→ **WHAT TO PRODUCE**: From the entries that follow, gather each line holding the word "بیٹا".

DATASET EXCERPTS start

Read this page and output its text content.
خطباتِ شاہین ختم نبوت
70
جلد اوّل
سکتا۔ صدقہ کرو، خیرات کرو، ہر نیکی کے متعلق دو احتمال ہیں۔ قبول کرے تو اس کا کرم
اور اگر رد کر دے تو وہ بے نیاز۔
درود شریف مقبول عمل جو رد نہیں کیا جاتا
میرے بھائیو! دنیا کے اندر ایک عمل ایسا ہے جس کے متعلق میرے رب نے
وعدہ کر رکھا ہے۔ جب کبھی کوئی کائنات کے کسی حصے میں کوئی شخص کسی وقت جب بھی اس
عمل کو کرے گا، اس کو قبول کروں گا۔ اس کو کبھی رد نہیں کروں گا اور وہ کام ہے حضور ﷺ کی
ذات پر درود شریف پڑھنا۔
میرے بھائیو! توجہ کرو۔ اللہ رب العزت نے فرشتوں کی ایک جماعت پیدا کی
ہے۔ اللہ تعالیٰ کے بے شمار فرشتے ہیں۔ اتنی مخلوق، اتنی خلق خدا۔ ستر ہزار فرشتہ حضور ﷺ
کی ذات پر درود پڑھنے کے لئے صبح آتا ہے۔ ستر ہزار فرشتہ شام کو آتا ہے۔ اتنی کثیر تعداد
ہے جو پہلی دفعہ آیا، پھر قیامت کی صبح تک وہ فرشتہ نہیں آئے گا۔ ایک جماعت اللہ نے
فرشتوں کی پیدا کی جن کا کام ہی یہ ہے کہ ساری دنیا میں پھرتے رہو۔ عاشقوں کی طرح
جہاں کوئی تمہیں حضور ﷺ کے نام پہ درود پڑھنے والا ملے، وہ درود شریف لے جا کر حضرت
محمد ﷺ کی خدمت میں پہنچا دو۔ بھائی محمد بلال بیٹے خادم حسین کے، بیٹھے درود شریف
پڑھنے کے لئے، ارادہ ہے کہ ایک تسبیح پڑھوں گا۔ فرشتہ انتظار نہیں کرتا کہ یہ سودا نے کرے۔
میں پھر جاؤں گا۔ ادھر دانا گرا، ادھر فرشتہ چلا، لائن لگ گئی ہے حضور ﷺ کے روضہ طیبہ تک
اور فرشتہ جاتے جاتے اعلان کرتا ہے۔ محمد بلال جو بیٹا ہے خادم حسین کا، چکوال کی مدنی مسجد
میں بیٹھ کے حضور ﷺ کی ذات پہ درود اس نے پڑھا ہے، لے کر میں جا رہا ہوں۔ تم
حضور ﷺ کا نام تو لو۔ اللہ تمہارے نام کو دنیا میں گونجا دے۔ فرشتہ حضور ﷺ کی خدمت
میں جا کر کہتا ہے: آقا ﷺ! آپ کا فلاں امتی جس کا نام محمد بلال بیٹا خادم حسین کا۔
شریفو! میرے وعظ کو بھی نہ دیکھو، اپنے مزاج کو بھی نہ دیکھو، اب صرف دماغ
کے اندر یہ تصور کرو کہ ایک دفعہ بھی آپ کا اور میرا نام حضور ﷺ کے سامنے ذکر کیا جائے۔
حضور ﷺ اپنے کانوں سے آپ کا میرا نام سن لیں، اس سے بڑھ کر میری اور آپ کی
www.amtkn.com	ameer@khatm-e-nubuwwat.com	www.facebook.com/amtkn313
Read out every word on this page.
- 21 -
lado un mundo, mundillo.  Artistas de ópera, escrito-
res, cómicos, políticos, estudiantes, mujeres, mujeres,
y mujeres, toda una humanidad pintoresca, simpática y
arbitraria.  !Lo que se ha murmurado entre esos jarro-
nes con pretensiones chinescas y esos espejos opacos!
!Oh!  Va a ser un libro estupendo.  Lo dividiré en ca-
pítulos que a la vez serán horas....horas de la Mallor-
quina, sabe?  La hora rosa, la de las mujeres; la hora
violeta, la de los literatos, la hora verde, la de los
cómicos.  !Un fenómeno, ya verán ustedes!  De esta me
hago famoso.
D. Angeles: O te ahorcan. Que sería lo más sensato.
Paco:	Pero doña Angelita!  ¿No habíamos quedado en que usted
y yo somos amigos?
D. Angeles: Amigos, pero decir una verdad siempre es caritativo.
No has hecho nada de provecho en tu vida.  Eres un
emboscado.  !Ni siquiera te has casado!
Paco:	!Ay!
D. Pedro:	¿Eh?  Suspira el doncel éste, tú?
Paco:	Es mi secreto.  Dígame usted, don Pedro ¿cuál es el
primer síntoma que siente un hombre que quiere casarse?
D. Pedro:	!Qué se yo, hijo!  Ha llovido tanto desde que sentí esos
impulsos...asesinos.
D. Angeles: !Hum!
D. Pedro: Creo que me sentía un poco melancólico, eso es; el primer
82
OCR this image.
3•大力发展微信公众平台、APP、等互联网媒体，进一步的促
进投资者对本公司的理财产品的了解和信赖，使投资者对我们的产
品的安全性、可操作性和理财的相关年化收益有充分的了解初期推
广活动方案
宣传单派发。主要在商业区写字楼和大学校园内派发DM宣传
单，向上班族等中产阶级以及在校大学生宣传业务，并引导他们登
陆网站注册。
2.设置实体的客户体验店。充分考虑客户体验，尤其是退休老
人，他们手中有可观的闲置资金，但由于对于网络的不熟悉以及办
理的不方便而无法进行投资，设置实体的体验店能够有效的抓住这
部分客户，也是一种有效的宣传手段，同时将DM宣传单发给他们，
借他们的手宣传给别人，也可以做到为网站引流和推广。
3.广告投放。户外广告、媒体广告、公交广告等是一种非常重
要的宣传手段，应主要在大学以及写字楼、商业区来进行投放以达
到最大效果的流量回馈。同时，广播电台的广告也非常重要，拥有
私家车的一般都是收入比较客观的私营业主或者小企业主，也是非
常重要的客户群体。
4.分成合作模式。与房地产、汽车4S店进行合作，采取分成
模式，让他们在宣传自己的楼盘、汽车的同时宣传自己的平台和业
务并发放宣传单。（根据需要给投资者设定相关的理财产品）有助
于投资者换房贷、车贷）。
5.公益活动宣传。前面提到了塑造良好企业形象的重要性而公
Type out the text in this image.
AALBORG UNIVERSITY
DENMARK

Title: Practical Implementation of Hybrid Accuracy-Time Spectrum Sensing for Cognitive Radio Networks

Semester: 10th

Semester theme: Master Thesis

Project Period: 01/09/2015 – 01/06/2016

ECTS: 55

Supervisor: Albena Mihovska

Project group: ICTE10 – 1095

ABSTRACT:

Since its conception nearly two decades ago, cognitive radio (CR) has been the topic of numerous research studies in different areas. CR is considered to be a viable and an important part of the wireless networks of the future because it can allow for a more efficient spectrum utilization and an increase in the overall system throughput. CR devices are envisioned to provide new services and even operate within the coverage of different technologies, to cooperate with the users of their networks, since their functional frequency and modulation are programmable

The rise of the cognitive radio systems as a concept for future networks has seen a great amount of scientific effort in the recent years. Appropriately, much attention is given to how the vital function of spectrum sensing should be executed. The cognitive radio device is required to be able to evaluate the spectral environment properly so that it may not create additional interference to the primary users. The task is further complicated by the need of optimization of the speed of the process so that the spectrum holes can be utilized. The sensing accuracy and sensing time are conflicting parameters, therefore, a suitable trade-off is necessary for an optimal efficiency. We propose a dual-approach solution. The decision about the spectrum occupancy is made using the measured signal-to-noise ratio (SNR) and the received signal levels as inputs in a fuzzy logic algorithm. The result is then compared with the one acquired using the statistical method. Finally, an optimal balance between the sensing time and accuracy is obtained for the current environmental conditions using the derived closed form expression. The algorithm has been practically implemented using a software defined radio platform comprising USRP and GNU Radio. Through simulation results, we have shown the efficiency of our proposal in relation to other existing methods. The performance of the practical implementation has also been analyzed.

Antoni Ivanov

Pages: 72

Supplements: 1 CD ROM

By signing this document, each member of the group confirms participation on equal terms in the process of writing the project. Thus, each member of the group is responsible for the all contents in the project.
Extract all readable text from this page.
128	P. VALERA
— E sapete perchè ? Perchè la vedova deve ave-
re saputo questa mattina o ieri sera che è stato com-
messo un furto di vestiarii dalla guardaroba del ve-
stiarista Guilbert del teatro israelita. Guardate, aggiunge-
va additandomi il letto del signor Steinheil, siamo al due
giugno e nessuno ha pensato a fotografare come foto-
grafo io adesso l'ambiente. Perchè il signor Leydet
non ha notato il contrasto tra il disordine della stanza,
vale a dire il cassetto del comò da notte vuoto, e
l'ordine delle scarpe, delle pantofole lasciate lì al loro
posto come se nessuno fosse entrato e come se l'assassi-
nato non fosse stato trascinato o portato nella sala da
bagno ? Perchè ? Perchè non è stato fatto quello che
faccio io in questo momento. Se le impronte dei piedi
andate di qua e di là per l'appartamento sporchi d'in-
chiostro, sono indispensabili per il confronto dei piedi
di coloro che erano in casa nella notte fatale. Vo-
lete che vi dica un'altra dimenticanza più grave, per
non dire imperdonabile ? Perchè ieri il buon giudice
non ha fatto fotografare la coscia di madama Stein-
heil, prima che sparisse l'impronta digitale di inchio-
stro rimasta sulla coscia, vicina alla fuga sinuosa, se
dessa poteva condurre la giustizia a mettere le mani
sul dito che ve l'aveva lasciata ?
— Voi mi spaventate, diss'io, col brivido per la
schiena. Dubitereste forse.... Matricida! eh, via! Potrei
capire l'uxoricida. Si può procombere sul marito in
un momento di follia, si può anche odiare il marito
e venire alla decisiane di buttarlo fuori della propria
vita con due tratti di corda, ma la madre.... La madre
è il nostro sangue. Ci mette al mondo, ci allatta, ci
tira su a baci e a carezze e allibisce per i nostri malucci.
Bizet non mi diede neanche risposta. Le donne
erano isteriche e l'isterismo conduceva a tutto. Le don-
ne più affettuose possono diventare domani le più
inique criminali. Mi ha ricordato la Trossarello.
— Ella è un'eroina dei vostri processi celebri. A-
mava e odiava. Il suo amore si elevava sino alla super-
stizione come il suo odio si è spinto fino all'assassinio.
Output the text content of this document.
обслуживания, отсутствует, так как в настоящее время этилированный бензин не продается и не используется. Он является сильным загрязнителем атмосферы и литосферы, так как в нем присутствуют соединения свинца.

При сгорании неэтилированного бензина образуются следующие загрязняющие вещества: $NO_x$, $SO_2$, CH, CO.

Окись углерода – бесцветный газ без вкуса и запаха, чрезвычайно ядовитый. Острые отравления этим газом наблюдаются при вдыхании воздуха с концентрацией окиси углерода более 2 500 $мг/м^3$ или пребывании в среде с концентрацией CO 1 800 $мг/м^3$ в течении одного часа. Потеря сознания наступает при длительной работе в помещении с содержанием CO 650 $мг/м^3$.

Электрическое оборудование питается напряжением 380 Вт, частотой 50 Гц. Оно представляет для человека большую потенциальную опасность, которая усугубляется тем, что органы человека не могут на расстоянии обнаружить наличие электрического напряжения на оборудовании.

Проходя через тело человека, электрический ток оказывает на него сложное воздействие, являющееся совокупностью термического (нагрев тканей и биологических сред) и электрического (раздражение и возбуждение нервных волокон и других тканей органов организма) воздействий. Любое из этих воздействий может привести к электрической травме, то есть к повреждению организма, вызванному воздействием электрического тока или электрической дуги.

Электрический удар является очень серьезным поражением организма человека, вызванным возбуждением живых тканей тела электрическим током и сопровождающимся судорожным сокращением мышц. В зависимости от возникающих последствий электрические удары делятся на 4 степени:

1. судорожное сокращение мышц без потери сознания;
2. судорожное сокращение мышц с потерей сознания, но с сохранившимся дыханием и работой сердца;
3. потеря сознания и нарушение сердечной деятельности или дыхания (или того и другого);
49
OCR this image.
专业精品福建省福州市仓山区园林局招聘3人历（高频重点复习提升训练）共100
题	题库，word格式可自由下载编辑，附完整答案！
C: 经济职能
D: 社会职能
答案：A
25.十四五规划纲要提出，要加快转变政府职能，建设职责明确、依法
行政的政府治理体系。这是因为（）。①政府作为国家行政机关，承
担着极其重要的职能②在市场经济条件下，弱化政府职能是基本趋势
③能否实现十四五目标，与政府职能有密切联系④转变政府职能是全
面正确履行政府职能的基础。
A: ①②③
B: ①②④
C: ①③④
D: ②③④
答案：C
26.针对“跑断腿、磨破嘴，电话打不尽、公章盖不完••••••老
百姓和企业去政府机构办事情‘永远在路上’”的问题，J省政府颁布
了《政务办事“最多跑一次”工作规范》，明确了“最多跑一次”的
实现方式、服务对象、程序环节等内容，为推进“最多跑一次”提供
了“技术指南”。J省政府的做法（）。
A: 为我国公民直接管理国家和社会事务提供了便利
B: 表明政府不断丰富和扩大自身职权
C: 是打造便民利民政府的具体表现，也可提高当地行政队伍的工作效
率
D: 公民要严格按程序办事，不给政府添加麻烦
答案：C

DATASET EXCERPTS end

→ **ANSWER BELOW**:
اور فرشتہ جاتے جاتے اعلان کرتا ہے۔ محمد بلال جو بیٹا ہے خادم حسین کا، چکوال کی مدنی مسجد
میں جا کر کہتا ہے: آقا ﷺ! آپ کا فلاں امتی جس کا نام محمد بلال بیٹا خادم حسین کا۔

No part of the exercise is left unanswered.